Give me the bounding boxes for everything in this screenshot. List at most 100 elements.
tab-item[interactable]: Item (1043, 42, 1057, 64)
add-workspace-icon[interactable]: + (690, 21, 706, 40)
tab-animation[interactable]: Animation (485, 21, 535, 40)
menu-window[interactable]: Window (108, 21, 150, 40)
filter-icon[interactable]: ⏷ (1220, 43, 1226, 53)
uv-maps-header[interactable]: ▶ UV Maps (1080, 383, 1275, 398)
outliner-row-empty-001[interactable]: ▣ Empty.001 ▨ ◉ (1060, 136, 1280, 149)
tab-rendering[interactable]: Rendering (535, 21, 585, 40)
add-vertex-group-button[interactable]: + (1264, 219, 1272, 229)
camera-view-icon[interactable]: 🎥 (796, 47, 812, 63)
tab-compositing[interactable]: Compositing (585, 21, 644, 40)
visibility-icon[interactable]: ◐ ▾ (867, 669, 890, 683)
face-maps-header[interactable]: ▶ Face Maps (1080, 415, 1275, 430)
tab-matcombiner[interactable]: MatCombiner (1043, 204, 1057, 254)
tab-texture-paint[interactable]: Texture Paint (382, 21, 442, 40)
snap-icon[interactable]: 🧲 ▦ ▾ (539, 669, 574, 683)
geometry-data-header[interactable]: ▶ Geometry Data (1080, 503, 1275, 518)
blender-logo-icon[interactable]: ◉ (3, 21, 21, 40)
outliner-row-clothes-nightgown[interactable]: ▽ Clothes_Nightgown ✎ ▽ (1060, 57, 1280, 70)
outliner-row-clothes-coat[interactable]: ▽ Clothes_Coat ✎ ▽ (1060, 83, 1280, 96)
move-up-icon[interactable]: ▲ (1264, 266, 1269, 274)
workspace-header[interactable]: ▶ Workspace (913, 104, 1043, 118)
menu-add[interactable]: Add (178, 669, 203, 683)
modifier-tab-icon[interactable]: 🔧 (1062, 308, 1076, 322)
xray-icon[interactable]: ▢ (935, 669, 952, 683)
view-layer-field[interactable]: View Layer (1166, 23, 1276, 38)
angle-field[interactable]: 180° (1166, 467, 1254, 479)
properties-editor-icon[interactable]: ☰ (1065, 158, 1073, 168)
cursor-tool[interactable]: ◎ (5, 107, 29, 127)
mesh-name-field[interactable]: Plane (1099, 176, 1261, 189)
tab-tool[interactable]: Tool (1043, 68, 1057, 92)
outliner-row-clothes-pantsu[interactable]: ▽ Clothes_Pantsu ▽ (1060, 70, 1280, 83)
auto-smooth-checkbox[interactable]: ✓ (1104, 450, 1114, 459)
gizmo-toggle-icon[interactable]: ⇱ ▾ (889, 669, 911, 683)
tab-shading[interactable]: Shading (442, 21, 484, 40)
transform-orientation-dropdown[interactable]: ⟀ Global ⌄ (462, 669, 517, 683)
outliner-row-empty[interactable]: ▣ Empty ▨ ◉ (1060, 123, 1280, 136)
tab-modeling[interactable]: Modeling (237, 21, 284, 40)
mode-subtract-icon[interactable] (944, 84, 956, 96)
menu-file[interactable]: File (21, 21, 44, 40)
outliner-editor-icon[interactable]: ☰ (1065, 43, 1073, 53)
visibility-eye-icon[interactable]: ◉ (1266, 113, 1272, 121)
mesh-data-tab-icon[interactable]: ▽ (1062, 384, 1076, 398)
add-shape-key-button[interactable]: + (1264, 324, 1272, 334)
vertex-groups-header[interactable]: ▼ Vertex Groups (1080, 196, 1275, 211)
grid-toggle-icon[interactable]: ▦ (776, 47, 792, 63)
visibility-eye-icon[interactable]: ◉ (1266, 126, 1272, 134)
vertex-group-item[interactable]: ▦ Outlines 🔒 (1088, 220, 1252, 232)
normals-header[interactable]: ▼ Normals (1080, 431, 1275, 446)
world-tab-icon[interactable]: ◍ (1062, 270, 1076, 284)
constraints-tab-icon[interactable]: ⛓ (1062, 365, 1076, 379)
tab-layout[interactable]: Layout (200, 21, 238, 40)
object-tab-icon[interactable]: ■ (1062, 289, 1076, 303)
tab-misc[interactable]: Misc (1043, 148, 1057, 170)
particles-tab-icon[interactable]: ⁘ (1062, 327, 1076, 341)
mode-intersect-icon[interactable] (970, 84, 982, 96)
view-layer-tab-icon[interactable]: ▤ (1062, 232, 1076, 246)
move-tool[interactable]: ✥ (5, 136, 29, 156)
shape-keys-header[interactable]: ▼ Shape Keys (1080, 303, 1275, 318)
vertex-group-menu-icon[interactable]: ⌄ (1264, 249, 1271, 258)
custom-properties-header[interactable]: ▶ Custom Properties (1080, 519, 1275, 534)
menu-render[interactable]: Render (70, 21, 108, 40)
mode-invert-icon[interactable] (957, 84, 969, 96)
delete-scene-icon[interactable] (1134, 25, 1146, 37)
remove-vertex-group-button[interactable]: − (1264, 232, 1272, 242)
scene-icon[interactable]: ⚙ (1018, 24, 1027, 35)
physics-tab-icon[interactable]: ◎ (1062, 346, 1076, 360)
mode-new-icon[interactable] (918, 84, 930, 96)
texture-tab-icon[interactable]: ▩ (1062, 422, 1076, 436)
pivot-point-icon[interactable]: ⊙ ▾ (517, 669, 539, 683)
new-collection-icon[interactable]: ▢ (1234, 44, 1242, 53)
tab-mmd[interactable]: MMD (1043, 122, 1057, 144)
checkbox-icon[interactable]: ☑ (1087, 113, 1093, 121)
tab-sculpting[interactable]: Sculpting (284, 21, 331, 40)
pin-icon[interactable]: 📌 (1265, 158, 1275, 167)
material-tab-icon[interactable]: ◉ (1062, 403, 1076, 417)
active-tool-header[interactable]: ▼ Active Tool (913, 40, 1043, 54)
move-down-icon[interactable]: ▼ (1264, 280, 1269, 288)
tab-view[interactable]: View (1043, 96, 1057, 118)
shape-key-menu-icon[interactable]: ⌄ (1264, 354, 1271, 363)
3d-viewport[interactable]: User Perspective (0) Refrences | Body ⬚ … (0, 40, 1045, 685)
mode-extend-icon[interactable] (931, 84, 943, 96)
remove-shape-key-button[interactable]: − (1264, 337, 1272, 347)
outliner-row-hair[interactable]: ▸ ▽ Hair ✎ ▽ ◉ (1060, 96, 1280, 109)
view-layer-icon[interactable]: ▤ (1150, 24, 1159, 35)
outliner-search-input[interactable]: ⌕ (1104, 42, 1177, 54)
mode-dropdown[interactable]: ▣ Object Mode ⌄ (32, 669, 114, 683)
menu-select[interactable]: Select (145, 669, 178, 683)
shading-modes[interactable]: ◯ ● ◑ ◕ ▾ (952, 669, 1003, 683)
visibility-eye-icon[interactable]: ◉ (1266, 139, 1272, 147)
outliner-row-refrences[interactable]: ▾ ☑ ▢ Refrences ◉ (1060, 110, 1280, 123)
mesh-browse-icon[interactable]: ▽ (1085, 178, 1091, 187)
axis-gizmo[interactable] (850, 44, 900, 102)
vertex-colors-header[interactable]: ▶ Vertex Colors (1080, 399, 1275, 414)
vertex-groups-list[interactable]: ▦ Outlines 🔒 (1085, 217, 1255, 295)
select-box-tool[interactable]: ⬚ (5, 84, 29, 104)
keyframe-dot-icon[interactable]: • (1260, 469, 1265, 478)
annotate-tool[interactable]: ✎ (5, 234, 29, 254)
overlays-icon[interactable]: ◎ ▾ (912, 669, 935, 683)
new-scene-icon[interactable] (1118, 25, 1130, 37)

[INSTRUCTIONS TO FOLLOW] Format every line of the rows above as a numbered list, omitting any blank lines.

[TASK OUTPUT]
1. Give me the bounding boxes for everything in this screenshot. List at most 100 elements.
2. tab-item[interactable]: Item (1043, 42, 1057, 64)
3. add-workspace-icon[interactable]: + (690, 21, 706, 40)
4. tab-animation[interactable]: Animation (485, 21, 535, 40)
5. menu-window[interactable]: Window (108, 21, 150, 40)
6. filter-icon[interactable]: ⏷ (1220, 43, 1226, 53)
7. uv-maps-header[interactable]: ▶ UV Maps (1080, 383, 1275, 398)
8. outliner-row-empty-001[interactable]: ▣ Empty.001 ▨ ◉ (1060, 136, 1280, 149)
9. tab-rendering[interactable]: Rendering (535, 21, 585, 40)
10. add-vertex-group-button[interactable]: + (1264, 219, 1272, 229)
11. camera-view-icon[interactable]: 🎥 (796, 47, 812, 63)
12. tab-compositing[interactable]: Compositing (585, 21, 644, 40)
13. visibility-icon[interactable]: ◐ ▾ (867, 669, 890, 683)
14. face-maps-header[interactable]: ▶ Face Maps (1080, 415, 1275, 430)
15. tab-matcombiner[interactable]: MatCombiner (1043, 204, 1057, 254)
16. tab-texture-paint[interactable]: Texture Paint (382, 21, 442, 40)
17. snap-icon[interactable]: 🧲 ▦ ▾ (539, 669, 574, 683)
18. geometry-data-header[interactable]: ▶ Geometry Data (1080, 503, 1275, 518)
19. blender-logo-icon[interactable]: ◉ (3, 21, 21, 40)
20. outliner-row-clothes-nightgown[interactable]: ▽ Clothes_Nightgown ✎ ▽ (1060, 57, 1280, 70)
21. outliner-row-clothes-coat[interactable]: ▽ Clothes_Coat ✎ ▽ (1060, 83, 1280, 96)
22. move-up-icon[interactable]: ▲ (1264, 266, 1269, 274)
23. workspace-header[interactable]: ▶ Workspace (913, 104, 1043, 118)
24. menu-add[interactable]: Add (178, 669, 203, 683)
25. modifier-tab-icon[interactable]: 🔧 (1062, 308, 1076, 322)
26. xray-icon[interactable]: ▢ (935, 669, 952, 683)
27. view-layer-field[interactable]: View Layer (1166, 23, 1276, 38)
28. angle-field[interactable]: 180° (1166, 467, 1254, 479)
29. properties-editor-icon[interactable]: ☰ (1065, 158, 1073, 168)
30. cursor-tool[interactable]: ◎ (5, 107, 29, 127)
31. mesh-name-field[interactable]: Plane (1099, 176, 1261, 189)
32. tab-tool[interactable]: Tool (1043, 68, 1057, 92)
33. outliner-row-clothes-pantsu[interactable]: ▽ Clothes_Pantsu ▽ (1060, 70, 1280, 83)
34. auto-smooth-checkbox[interactable]: ✓ (1104, 450, 1114, 459)
35. gizmo-toggle-icon[interactable]: ⇱ ▾ (889, 669, 911, 683)
36. tab-shading[interactable]: Shading (442, 21, 484, 40)
37. transform-orientation-dropdown[interactable]: ⟀ Global ⌄ (462, 669, 517, 683)
38. outliner-row-empty[interactable]: ▣ Empty ▨ ◉ (1060, 123, 1280, 136)
39. tab-modeling[interactable]: Modeling (237, 21, 284, 40)
40. mode-subtract-icon[interactable] (944, 84, 956, 96)
41. menu-file[interactable]: File (21, 21, 44, 40)
42. outliner-editor-icon[interactable]: ☰ (1065, 43, 1073, 53)
43. visibility-eye-icon[interactable]: ◉ (1266, 113, 1272, 121)
44. mesh-data-tab-icon[interactable]: ▽ (1062, 384, 1076, 398)
45. add-shape-key-button[interactable]: + (1264, 324, 1272, 334)
46. vertex-groups-header[interactable]: ▼ Vertex Groups (1080, 196, 1275, 211)
47. grid-toggle-icon[interactable]: ▦ (776, 47, 792, 63)
48. visibility-eye-icon[interactable]: ◉ (1266, 126, 1272, 134)
49. vertex-group-item[interactable]: ▦ Outlines 🔒 (1088, 220, 1252, 232)
50. normals-header[interactable]: ▼ Normals (1080, 431, 1275, 446)
51. world-tab-icon[interactable]: ◍ (1062, 270, 1076, 284)
52. constraints-tab-icon[interactable]: ⛓ (1062, 365, 1076, 379)
53. tab-layout[interactable]: Layout (200, 21, 238, 40)
54. object-tab-icon[interactable]: ■ (1062, 289, 1076, 303)
55. tab-misc[interactable]: Misc (1043, 148, 1057, 170)
56. particles-tab-icon[interactable]: ⁘ (1062, 327, 1076, 341)
57. mode-intersect-icon[interactable] (970, 84, 982, 96)
58. view-layer-tab-icon[interactable]: ▤ (1062, 232, 1076, 246)
59. move-tool[interactable]: ✥ (5, 136, 29, 156)
60. shape-keys-header[interactable]: ▼ Shape Keys (1080, 303, 1275, 318)
61. vertex-group-menu-icon[interactable]: ⌄ (1264, 249, 1271, 258)
62. custom-properties-header[interactable]: ▶ Custom Properties (1080, 519, 1275, 534)
63. menu-render[interactable]: Render (70, 21, 108, 40)
64. mode-invert-icon[interactable] (957, 84, 969, 96)
65. delete-scene-icon[interactable] (1134, 25, 1146, 37)
66. remove-vertex-group-button[interactable]: − (1264, 232, 1272, 242)
67. scene-icon[interactable]: ⚙ (1018, 24, 1027, 35)
68. physics-tab-icon[interactable]: ◎ (1062, 346, 1076, 360)
69. mode-new-icon[interactable] (918, 84, 930, 96)
70. texture-tab-icon[interactable]: ▩ (1062, 422, 1076, 436)
71. pivot-point-icon[interactable]: ⊙ ▾ (517, 669, 539, 683)
72. new-collection-icon[interactable]: ▢ (1234, 44, 1242, 53)
73. tab-mmd[interactable]: MMD (1043, 122, 1057, 144)
74. checkbox-icon[interactable]: ☑ (1087, 113, 1093, 121)
75. tab-sculpting[interactable]: Sculpting (284, 21, 331, 40)
76. pin-icon[interactable]: 📌 (1265, 158, 1275, 167)
77. material-tab-icon[interactable]: ◉ (1062, 403, 1076, 417)
78. active-tool-header[interactable]: ▼ Active Tool (913, 40, 1043, 54)
79. move-down-icon[interactable]: ▼ (1264, 280, 1269, 288)
80. tab-view[interactable]: View (1043, 96, 1057, 118)
81. shape-key-menu-icon[interactable]: ⌄ (1264, 354, 1271, 363)
82. 3d-viewport[interactable]: User Perspective (0) Refrences | Body ⬚ … (0, 40, 1045, 685)
83. mode-extend-icon[interactable] (931, 84, 943, 96)
84. remove-shape-key-button[interactable]: − (1264, 337, 1272, 347)
85. outliner-row-hair[interactable]: ▸ ▽ Hair ✎ ▽ ◉ (1060, 96, 1280, 109)
86. view-layer-icon[interactable]: ▤ (1150, 24, 1159, 35)
87. outliner-search-input[interactable]: ⌕ (1104, 42, 1177, 54)
88. mode-dropdown[interactable]: ▣ Object Mode ⌄ (32, 669, 114, 683)
89. menu-select[interactable]: Select (145, 669, 178, 683)
90. shading-modes[interactable]: ◯ ● ◑ ◕ ▾ (952, 669, 1003, 683)
91. visibility-eye-icon[interactable]: ◉ (1266, 139, 1272, 147)
92. outliner-row-refrences[interactable]: ▾ ☑ ▢ Refrences ◉ (1060, 110, 1280, 123)
93. mesh-browse-icon[interactable]: ▽ (1085, 178, 1091, 187)
94. axis-gizmo[interactable] (850, 44, 900, 102)
95. vertex-colors-header[interactable]: ▶ Vertex Colors (1080, 399, 1275, 414)
96. vertex-groups-list[interactable]: ▦ Outlines 🔒 (1085, 217, 1255, 295)
97. select-box-tool[interactable]: ⬚ (5, 84, 29, 104)
98. keyframe-dot-icon[interactable]: • (1260, 469, 1265, 478)
99. annotate-tool[interactable]: ✎ (5, 234, 29, 254)
100. overlays-icon[interactable]: ◎ ▾ (912, 669, 935, 683)
101. new-scene-icon[interactable] (1118, 25, 1130, 37)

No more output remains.